* Work required *
Copy every line, leaving nothing out and adding nothing.

* Extracted information *
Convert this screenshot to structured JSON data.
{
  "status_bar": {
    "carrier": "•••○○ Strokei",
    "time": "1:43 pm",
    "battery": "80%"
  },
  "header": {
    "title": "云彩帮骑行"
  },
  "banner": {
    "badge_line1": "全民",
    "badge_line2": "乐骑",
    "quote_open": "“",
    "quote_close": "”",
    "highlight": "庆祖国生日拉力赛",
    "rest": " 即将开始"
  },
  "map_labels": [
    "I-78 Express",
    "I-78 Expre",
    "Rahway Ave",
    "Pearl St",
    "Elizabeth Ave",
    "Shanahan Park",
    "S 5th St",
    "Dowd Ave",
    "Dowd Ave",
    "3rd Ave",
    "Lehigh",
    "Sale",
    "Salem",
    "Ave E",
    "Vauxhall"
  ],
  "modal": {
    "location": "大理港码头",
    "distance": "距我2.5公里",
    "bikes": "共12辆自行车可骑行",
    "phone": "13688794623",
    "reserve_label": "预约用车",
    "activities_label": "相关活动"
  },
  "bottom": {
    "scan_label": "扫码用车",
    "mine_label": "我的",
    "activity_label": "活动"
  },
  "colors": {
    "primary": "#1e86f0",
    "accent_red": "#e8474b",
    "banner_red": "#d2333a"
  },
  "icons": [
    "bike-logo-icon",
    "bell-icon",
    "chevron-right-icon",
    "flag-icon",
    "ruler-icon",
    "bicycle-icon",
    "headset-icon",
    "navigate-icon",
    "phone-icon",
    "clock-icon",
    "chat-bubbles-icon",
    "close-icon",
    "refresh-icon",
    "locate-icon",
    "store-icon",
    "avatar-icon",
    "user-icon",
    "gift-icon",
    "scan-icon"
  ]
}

* Final answer *
Convert this screenshot to structured JSON data.
{
  "status_bar": {
    "carrier": "•••○○ Strokei",
    "time": "1:43 pm",
    "battery": "80%"
  },
  "header": {
    "title": "云彩帮骑行"
  },
  "banner": {
    "badge_line1": "全民",
    "badge_line2": "乐骑",
    "quote_open": "“",
    "quote_close": "”",
    "highlight": "庆祖国生日拉力赛",
    "rest": " 即将开始"
  },
  "map_labels": [
    "I-78 Express",
    "I-78 Expre",
    "Rahway Ave",
    "Pearl St",
    "Elizabeth Ave",
    "Shanahan Park",
    "S 5th St",
    "Dowd Ave",
    "Dowd Ave",
    "3rd Ave",
    "Lehigh",
    "Sale",
    "Salem",
    "Ave E",
    "Vauxhall"
  ],
  "modal": {
    "location": "大理港码头",
    "distance": "距我2.5公里",
    "bikes": "共12辆自行车可骑行",
    "phone": "13688794623",
    "reserve_label": "预约用车",
    "activities_label": "相关活动"
  },
  "bottom": {
    "scan_label": "扫码用车",
    "mine_label": "我的",
    "activity_label": "活动"
  },
  "colors": {
    "primary": "#1e86f0",
    "accent_red": "#e8474b",
    "banner_red": "#d2333a"
  },
  "icons": [
    "bike-logo-icon",
    "bell-icon",
    "chevron-right-icon",
    "flag-icon",
    "ruler-icon",
    "bicycle-icon",
    "headset-icon",
    "navigate-icon",
    "phone-icon",
    "clock-icon",
    "chat-bubbles-icon",
    "close-icon",
    "refresh-icon",
    "locate-icon",
    "store-icon",
    "avatar-icon",
    "user-icon",
    "gift-icon",
    "scan-icon"
  ]
}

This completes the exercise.